* Directions *
For each line below that includes the string "into", show the whole line.

* Exercise inputs *

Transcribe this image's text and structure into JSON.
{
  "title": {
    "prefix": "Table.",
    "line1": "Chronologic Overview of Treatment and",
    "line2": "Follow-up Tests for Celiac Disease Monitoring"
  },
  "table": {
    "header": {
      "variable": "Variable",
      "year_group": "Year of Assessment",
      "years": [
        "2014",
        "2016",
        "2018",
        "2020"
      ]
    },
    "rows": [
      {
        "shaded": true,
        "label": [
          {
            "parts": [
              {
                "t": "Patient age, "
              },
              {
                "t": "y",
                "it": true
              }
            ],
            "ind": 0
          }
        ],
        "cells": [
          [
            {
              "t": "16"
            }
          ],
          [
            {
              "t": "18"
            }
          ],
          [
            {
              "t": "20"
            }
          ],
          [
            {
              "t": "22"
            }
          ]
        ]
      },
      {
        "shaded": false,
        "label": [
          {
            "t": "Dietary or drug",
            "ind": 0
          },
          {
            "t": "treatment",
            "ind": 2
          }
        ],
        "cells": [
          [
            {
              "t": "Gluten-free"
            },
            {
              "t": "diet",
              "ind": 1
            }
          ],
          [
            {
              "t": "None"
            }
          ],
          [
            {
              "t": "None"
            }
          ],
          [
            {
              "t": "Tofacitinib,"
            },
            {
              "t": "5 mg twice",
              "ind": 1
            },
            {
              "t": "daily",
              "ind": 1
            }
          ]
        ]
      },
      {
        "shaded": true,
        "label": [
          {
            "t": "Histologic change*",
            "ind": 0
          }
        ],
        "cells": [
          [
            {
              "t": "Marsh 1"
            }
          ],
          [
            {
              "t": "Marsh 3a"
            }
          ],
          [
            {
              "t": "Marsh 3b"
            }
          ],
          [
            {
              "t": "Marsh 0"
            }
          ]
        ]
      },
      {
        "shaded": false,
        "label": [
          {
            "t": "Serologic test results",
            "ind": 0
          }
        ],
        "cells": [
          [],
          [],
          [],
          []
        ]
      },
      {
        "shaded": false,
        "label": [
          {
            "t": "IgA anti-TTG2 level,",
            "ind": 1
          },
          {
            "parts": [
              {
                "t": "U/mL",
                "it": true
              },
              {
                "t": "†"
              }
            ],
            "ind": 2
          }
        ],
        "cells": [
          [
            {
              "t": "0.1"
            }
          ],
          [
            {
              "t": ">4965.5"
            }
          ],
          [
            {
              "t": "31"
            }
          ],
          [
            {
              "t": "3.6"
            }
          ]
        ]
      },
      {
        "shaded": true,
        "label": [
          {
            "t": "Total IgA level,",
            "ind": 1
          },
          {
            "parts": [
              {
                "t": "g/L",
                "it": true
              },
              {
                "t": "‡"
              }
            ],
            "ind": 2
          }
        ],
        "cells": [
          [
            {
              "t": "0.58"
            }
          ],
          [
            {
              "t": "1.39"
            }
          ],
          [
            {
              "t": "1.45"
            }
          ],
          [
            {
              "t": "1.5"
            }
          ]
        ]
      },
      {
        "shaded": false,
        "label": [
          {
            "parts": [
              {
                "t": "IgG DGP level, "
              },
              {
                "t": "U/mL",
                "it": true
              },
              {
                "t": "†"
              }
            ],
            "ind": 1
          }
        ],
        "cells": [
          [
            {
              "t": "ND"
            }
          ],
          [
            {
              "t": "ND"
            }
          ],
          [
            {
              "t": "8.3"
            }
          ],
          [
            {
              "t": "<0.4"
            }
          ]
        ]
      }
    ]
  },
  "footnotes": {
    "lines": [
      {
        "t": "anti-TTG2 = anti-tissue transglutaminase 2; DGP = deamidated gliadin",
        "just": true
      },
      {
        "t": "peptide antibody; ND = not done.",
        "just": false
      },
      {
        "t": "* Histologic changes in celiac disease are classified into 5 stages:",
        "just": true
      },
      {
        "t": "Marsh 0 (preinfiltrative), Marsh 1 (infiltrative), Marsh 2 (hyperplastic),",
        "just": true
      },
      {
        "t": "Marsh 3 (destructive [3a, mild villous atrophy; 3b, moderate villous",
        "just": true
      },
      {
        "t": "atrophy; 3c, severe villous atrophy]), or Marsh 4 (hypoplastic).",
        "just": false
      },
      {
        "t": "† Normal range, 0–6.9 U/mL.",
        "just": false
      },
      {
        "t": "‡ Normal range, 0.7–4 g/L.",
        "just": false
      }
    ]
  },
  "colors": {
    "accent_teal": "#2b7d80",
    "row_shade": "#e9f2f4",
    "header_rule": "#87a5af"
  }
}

* Output *
Transcribe this image's text and structure into JSON.
        "t": "* Histologic changes in celiac disease are classified into 5 stages:",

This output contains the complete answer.